Copy every line of the data exactly, leaving nothing out.
* Begin Material supplied *
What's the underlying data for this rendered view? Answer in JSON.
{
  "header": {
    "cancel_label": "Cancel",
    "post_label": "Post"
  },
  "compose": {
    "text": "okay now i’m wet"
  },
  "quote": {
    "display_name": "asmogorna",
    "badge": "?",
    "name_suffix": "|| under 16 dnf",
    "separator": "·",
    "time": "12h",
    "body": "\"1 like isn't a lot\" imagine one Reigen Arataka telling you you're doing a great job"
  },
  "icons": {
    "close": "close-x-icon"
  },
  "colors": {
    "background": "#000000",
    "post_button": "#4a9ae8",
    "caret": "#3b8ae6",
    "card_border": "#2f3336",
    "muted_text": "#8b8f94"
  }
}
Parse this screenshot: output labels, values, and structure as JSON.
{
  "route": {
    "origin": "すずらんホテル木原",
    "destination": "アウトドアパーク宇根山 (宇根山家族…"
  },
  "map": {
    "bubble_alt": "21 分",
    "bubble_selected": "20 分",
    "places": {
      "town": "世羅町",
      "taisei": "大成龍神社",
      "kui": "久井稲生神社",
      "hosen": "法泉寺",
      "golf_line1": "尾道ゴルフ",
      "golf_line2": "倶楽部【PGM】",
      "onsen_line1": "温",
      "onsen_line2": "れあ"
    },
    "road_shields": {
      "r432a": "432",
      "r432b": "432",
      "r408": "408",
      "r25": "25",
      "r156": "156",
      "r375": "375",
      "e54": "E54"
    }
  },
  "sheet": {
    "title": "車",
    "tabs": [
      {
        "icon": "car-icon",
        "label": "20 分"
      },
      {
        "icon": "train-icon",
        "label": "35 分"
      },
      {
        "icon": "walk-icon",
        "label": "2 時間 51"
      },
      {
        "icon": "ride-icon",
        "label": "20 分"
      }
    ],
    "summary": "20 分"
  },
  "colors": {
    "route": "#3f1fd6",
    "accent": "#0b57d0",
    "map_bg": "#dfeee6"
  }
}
* End Material supplied *
■ Solution to this exercise:
What's the underlying data for this rendered view? Answer in JSON.
{
  "header": {
    "cancel_label": "Cancel",
    "post_label": "Post"
  },
  "compose": {
    "text": "okay now i’m wet"
  },
  "quote": {
    "display_name": "asmogorna",
    "badge": "?",
    "name_suffix": "|| under 16 dnf",
    "separator": "·",
    "time": "12h",
    "body": "\"1 like isn't a lot\" imagine one Reigen Arataka telling you you're doing a great job"
  },
  "icons": {
    "close": "close-x-icon"
  },
  "colors": {
    "background": "#000000",
    "post_button": "#4a9ae8",
    "caret": "#3b8ae6",
    "card_border": "#2f3336",
    "muted_text": "#8b8f94"
  }
}
Parse this screenshot: output labels, values, and structure as JSON.
{
  "route": {
    "origin": "すずらんホテル木原",
    "destination": "アウトドアパーク宇根山 (宇根山家族…"
  },
  "map": {
    "bubble_alt": "21 分",
    "bubble_selected": "20 分",
    "places": {
      "town": "世羅町",
      "taisei": "大成龍神社",
      "kui": "久井稲生神社",
      "hosen": "法泉寺",
      "golf_line1": "尾道ゴルフ",
      "golf_line2": "倶楽部【PGM】",
      "onsen_line1": "温",
      "onsen_line2": "れあ"
    },
    "road_shields": {
      "r432a": "432",
      "r432b": "432",
      "r408": "408",
      "r25": "25",
      "r156": "156",
      "r375": "375",
      "e54": "E54"
    }
  },
  "sheet": {
    "title": "車",
    "tabs": [
      {
        "icon": "car-icon",
        "label": "20 分"
      },
      {
        "icon": "train-icon",
        "label": "35 分"
      },
      {
        "icon": "walk-icon",
        "label": "2 時間 51"
      },
      {
        "icon": "ride-icon",
        "label": "20 分"
      }
    ],
    "summary": "20 分"
  },
  "colors": {
    "route": "#3f1fd6",
    "accent": "#0b57d0",
    "map_bg": "#dfeee6"
  }
}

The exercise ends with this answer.